=== Exercise materials ===

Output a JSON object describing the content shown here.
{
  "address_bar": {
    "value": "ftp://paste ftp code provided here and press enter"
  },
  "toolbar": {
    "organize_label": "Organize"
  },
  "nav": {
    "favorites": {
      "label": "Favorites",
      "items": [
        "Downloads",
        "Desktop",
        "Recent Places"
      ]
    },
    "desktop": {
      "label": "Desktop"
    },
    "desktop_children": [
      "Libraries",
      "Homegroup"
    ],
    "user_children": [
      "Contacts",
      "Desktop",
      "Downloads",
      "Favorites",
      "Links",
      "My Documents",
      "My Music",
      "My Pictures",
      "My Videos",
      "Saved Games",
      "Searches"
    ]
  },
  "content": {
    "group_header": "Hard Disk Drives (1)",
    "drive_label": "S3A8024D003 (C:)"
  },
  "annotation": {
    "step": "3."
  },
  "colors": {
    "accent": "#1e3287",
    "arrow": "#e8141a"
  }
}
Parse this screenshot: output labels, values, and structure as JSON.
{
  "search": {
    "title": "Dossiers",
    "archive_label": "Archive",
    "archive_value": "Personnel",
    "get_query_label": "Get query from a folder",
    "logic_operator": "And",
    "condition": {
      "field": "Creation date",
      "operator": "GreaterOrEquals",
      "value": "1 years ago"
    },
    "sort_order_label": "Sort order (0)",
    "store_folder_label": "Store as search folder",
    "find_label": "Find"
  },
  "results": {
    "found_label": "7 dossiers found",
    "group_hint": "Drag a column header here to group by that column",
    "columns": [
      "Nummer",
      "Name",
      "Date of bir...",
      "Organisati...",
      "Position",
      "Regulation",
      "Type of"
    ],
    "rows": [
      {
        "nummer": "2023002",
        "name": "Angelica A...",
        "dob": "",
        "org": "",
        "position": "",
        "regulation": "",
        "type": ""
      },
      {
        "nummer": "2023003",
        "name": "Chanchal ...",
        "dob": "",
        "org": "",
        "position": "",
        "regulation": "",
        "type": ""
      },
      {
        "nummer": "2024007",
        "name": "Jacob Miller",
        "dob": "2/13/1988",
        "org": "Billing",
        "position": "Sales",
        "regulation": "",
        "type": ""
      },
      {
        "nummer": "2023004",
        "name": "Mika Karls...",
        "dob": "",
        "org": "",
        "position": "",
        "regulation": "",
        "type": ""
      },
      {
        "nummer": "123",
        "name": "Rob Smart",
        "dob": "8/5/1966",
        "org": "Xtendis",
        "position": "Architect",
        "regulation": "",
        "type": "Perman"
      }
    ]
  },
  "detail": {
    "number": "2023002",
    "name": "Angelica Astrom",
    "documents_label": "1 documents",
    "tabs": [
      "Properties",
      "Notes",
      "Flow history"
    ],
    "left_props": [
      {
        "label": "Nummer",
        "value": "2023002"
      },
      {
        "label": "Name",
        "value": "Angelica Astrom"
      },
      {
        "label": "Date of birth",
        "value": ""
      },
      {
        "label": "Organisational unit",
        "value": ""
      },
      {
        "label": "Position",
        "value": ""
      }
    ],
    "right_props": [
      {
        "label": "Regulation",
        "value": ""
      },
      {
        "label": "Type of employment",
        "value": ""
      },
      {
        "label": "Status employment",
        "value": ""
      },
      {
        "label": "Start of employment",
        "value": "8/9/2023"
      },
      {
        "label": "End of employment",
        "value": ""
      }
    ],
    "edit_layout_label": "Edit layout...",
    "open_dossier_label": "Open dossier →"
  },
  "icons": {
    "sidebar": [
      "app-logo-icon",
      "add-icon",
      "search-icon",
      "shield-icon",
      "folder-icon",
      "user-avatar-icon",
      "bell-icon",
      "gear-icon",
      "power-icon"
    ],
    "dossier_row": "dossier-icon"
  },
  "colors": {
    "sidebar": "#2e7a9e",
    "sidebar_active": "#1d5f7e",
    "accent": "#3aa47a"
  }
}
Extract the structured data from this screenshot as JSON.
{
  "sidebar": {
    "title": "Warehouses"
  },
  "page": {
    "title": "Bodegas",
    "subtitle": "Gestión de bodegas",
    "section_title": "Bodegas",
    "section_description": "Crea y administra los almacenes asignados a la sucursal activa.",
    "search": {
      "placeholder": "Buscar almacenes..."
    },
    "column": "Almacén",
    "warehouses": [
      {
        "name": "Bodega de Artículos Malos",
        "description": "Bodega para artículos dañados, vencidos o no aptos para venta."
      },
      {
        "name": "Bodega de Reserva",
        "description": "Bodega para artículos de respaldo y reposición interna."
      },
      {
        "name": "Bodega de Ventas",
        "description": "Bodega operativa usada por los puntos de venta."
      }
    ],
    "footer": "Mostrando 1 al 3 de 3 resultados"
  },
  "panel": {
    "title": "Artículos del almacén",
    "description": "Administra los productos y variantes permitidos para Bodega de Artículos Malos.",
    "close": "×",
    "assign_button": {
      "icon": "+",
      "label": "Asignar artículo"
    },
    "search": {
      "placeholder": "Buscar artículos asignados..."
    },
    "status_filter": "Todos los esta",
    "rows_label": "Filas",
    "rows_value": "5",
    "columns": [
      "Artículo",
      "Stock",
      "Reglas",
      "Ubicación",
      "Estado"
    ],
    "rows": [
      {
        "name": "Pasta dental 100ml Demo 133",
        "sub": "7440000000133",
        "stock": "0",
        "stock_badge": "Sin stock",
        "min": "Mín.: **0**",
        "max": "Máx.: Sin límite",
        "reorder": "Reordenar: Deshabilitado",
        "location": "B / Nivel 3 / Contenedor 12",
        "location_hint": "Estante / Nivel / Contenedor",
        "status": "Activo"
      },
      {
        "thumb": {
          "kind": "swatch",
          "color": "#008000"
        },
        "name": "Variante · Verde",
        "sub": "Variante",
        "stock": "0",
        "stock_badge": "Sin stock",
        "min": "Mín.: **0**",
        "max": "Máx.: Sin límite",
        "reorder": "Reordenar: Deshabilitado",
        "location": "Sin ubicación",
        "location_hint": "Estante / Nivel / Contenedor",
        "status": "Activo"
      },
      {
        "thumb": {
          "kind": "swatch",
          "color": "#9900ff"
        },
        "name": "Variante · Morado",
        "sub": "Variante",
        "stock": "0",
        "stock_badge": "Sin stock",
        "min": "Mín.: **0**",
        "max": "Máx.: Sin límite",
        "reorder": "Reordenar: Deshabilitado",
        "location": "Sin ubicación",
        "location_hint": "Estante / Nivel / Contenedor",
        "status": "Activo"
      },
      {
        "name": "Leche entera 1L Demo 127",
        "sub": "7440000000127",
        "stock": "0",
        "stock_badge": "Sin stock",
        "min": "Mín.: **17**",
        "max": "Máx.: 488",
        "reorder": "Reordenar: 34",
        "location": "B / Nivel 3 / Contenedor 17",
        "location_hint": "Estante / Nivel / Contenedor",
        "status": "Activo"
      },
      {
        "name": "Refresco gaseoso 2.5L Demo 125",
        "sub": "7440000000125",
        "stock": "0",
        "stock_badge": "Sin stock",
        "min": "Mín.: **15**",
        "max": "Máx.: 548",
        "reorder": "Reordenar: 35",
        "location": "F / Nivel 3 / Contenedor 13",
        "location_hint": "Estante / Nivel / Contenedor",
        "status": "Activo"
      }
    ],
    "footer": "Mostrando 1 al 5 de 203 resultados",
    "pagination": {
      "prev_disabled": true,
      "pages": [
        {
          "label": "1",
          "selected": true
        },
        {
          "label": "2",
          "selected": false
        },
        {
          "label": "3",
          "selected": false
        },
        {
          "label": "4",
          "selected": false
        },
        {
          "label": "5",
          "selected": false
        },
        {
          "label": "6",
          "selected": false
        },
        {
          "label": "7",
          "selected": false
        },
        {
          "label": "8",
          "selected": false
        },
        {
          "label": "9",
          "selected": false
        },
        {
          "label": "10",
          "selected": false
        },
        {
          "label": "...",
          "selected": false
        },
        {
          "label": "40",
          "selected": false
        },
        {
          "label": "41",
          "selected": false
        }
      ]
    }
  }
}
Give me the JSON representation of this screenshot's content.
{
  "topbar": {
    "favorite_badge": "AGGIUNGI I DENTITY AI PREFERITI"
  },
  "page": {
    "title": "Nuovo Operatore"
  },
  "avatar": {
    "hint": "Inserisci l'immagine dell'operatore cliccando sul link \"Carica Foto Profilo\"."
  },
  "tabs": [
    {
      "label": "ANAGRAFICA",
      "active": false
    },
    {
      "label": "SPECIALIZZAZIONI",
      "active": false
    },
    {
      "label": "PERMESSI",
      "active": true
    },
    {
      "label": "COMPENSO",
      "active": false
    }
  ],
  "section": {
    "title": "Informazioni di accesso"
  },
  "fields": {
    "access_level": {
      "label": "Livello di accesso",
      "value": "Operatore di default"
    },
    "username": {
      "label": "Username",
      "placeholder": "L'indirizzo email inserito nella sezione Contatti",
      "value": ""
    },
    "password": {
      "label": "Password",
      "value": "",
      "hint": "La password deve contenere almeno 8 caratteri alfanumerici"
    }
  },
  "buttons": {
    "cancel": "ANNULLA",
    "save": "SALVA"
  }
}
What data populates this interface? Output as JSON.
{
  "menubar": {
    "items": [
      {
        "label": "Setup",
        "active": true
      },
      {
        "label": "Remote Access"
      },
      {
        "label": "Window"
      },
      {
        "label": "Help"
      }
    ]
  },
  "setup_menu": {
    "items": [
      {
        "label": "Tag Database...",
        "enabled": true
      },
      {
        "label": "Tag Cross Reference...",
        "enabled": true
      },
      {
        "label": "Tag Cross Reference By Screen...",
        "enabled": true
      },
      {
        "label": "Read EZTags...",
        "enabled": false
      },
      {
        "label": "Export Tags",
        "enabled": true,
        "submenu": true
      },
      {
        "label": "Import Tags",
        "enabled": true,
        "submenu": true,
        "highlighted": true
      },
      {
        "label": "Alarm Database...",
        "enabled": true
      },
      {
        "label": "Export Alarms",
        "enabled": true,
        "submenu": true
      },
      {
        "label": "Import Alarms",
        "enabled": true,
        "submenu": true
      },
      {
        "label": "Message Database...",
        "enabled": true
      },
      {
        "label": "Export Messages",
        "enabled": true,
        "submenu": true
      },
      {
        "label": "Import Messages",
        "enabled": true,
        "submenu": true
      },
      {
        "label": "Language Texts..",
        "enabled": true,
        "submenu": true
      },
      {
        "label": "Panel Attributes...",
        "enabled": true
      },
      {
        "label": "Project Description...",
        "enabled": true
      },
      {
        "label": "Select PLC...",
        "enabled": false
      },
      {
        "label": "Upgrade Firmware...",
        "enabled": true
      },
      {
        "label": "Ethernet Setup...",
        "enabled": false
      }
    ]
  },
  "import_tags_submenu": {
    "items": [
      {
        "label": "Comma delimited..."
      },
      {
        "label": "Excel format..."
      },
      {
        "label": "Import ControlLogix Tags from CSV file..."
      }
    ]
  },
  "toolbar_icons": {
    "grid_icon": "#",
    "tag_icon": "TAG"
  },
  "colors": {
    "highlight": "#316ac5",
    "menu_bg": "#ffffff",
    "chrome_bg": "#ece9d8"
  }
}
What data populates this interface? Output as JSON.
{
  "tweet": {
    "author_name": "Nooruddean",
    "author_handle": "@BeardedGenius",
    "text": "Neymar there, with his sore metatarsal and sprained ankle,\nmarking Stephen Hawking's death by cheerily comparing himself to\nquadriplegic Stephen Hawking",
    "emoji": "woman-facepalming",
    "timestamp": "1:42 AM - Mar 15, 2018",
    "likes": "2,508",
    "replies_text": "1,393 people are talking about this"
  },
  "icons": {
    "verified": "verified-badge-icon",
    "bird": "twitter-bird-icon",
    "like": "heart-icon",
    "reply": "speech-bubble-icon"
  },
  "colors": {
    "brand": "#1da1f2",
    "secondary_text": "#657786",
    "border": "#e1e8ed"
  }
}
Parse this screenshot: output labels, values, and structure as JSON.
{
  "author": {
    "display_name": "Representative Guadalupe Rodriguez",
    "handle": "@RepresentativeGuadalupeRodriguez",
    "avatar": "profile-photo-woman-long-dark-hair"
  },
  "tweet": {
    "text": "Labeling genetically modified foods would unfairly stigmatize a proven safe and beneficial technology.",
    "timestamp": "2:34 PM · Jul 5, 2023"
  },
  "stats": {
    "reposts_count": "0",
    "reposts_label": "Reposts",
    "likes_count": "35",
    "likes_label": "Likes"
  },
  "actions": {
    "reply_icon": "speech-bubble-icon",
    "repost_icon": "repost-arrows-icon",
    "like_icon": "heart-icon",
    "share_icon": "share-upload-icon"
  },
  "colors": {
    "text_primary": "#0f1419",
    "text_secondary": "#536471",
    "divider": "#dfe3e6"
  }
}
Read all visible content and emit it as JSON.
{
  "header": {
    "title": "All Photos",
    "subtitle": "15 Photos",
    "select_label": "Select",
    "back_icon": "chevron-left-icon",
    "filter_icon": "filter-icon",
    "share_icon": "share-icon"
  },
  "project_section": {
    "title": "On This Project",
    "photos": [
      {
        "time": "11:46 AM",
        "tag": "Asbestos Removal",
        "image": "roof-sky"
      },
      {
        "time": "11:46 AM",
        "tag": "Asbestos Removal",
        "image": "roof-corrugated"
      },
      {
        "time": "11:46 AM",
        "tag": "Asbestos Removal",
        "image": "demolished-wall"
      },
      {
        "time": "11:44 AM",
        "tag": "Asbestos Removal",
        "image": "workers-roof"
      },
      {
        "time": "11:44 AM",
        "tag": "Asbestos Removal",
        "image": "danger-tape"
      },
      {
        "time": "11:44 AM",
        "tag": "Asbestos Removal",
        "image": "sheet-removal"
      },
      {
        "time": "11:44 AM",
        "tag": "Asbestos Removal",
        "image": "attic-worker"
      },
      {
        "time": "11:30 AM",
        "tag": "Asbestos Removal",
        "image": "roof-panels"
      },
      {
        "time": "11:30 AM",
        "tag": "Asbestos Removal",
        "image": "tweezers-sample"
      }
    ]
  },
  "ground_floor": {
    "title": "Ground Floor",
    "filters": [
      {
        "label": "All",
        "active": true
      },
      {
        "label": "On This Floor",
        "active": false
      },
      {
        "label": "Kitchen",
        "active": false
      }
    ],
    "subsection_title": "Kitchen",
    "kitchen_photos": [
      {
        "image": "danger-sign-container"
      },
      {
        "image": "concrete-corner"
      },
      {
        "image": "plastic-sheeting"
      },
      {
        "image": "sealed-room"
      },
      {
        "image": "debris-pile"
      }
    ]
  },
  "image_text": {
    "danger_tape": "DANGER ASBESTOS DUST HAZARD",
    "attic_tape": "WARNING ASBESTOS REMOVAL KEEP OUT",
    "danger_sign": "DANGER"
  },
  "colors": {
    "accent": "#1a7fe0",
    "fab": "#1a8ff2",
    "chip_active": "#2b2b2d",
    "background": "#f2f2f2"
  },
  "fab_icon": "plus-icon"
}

===

### Exercise goal
Filter the entries and copy out every line with the word "subtitle".

### Result of the exercise
    "subtitle": "Gestión de bodegas",
    "subtitle": "15 Photos",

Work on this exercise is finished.